Find the lines containing the word "Home" and copy every one of them.

## START Task data

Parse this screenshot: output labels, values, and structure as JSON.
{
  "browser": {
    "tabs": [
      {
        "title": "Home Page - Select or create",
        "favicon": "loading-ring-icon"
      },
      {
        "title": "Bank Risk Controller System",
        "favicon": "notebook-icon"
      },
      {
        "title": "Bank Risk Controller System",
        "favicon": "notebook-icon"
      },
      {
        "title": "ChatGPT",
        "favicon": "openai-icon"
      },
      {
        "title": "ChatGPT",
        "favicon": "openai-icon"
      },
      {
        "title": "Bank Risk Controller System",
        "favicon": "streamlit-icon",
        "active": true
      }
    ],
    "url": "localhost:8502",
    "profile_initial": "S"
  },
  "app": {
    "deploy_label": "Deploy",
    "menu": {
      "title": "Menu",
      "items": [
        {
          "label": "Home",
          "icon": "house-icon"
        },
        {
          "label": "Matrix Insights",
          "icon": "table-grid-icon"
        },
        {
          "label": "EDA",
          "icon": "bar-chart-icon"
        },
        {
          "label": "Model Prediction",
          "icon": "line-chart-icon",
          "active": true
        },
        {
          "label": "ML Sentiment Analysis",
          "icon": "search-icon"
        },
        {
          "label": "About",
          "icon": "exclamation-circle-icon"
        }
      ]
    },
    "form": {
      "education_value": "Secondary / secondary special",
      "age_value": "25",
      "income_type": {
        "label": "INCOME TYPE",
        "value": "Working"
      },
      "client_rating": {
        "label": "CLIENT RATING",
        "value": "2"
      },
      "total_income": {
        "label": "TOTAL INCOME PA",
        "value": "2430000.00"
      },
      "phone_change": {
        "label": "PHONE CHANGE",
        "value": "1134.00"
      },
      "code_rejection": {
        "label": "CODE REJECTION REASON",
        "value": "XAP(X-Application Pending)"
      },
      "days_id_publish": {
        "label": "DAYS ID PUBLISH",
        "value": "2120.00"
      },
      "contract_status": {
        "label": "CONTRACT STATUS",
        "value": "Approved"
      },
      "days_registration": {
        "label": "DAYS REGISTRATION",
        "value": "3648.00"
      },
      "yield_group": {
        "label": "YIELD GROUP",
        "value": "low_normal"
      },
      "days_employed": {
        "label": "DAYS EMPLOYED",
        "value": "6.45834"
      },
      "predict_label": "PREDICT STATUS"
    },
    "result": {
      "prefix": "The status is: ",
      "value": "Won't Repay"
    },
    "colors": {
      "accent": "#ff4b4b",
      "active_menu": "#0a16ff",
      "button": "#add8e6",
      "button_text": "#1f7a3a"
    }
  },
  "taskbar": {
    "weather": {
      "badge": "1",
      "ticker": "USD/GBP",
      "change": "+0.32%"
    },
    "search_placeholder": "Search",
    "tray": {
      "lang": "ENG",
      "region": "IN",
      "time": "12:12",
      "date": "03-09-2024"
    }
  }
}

## END Task data

* _Full response_
        "title": "Home Page - Select or create",
          "label": "Home",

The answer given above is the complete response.